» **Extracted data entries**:
## Start

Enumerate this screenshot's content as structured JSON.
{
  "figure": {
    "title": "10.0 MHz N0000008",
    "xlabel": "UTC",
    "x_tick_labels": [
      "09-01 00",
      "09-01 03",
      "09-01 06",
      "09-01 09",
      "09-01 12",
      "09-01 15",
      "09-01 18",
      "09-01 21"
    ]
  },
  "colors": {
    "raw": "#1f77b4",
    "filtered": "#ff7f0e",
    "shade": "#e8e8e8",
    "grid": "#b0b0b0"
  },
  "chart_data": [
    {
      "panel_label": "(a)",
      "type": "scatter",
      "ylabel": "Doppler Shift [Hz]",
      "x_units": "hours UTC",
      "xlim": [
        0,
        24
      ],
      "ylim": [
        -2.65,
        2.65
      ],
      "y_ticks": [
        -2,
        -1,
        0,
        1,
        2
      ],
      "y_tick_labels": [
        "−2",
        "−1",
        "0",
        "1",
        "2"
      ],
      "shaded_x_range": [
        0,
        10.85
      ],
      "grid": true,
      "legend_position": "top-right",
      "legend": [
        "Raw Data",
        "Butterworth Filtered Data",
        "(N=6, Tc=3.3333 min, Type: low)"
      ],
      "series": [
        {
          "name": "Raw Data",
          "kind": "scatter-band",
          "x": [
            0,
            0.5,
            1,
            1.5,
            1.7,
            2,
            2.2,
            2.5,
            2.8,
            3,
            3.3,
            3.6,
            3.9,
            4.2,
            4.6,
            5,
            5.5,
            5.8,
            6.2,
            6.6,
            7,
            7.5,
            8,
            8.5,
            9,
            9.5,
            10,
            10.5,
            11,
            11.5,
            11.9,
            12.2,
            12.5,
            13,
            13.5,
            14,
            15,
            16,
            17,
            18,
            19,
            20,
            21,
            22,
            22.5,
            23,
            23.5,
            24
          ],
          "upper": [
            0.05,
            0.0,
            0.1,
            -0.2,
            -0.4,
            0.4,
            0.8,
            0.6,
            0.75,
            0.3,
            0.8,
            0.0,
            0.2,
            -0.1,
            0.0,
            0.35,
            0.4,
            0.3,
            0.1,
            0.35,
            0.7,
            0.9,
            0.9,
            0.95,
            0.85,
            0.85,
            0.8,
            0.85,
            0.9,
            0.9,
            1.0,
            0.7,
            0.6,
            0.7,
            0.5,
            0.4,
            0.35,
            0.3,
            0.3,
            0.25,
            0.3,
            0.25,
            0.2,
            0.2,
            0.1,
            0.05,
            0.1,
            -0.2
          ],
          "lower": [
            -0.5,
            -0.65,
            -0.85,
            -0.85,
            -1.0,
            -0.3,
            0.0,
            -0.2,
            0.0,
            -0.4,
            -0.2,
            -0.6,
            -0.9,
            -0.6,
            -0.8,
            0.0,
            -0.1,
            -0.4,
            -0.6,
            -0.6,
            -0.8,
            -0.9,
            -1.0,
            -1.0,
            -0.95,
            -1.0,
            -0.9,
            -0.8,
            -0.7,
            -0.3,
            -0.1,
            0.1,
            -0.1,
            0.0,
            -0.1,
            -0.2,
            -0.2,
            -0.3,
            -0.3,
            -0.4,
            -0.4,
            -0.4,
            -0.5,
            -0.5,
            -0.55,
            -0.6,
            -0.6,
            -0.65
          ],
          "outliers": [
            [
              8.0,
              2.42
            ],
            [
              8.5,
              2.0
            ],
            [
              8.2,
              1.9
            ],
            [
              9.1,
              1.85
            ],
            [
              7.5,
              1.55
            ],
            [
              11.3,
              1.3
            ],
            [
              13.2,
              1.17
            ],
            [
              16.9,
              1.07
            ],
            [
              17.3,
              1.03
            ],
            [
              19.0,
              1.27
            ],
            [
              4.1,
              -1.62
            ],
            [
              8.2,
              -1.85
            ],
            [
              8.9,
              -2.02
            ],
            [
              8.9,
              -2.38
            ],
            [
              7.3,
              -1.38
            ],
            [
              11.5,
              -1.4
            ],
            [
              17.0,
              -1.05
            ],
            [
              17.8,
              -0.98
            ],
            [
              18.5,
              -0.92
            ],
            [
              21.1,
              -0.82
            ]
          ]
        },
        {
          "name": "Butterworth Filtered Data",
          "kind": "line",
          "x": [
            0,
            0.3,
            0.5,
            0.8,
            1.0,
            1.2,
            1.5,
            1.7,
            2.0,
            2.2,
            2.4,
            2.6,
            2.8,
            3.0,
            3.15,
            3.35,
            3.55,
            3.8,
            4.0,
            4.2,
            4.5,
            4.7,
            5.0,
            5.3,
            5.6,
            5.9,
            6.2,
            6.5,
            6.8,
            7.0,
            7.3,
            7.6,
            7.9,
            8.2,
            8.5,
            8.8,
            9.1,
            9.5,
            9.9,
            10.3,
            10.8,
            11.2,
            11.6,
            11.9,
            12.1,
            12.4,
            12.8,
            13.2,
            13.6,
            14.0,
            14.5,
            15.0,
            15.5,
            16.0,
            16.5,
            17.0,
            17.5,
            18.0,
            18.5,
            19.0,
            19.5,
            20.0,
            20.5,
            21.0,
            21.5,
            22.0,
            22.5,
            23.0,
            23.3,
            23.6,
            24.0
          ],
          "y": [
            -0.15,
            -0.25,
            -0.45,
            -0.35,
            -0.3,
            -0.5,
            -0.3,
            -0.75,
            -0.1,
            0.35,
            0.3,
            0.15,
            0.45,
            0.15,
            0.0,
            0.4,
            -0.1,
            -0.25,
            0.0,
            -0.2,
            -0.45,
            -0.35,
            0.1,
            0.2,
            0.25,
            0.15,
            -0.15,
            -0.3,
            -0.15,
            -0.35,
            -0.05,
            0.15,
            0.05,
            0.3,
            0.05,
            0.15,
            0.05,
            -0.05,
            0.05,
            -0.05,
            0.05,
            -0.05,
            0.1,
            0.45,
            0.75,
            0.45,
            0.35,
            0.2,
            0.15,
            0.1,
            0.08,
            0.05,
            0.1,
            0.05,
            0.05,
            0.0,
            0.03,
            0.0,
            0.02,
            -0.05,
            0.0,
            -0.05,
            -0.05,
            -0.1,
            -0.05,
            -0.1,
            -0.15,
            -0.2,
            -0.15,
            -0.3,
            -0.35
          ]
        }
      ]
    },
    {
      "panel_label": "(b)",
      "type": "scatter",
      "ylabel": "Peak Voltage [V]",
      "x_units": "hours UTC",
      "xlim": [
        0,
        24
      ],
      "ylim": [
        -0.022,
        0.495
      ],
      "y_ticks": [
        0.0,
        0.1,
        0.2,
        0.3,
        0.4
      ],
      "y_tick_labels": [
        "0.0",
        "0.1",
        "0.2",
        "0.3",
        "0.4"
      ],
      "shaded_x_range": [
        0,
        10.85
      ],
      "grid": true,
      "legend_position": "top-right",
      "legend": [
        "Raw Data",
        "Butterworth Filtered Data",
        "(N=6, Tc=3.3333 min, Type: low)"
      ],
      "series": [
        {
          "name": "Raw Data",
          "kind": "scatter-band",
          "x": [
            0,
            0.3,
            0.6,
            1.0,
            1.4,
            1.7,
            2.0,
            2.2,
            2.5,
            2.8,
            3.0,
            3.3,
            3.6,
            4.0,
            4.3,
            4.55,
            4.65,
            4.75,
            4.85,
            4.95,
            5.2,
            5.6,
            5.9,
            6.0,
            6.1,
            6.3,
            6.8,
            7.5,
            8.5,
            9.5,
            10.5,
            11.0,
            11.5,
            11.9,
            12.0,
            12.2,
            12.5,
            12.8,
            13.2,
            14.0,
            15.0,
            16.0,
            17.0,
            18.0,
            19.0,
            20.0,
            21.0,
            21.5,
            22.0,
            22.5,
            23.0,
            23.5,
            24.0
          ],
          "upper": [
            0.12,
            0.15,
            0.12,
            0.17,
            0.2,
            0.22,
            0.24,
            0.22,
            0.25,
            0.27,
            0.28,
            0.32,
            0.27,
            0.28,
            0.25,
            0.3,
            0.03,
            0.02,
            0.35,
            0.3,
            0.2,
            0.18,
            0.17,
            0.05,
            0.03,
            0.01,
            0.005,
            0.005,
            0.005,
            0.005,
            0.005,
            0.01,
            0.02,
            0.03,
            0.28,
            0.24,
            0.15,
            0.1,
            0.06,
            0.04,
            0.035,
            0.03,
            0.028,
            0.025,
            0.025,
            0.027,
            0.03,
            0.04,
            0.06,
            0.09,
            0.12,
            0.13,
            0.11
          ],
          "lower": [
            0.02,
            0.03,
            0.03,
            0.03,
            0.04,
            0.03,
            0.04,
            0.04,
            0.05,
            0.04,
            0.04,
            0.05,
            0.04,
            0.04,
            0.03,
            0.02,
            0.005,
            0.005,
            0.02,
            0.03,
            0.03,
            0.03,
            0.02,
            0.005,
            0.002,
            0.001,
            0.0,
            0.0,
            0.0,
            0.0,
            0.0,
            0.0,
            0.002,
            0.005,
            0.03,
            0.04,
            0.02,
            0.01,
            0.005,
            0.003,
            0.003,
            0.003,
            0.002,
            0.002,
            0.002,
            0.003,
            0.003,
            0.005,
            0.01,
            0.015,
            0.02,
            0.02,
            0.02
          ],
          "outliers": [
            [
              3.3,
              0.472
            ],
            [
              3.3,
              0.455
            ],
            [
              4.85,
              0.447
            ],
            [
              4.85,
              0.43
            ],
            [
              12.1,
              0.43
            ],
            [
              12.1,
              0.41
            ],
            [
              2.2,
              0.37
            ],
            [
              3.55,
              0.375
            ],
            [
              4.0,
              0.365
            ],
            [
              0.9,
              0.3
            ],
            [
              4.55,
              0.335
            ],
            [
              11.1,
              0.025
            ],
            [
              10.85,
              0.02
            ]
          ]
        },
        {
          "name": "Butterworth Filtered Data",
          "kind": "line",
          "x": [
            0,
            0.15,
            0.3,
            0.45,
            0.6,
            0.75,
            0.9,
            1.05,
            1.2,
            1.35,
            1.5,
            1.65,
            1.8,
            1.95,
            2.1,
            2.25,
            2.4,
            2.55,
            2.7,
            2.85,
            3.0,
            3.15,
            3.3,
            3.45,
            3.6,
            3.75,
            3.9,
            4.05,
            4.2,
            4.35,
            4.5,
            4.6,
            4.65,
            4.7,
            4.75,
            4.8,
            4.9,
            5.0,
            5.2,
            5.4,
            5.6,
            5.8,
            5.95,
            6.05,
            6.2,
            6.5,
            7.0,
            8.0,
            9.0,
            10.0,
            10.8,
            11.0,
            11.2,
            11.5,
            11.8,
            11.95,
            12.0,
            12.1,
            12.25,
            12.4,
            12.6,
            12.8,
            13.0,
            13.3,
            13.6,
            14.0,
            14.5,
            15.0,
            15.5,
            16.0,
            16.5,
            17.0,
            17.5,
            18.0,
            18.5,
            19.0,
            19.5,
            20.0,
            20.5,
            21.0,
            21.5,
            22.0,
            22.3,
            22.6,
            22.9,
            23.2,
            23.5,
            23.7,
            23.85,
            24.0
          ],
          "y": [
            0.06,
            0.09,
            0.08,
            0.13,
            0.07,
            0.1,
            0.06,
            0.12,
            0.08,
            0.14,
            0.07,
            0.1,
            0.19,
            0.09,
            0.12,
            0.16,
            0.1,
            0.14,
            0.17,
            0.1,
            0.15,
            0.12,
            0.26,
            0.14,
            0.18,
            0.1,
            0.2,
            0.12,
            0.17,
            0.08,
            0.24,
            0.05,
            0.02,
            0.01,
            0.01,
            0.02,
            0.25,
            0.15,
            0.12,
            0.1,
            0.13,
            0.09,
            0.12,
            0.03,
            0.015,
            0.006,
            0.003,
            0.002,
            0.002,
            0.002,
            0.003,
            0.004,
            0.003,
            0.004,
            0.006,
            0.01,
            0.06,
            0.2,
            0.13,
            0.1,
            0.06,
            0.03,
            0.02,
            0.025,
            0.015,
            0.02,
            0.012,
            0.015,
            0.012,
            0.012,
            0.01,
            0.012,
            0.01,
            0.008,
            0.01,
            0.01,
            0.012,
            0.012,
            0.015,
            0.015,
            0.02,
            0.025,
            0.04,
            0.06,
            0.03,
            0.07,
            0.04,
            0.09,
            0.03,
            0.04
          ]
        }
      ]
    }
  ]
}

## End

» **PROBLEM TO SOLVE**: Go through the records and gather the lines that hold "ylabel".

» **OUTPUT FOR THIS TASK**:
      "ylabel": "Doppler Shift [Hz]",
      "ylabel": "Peak Voltage [V]",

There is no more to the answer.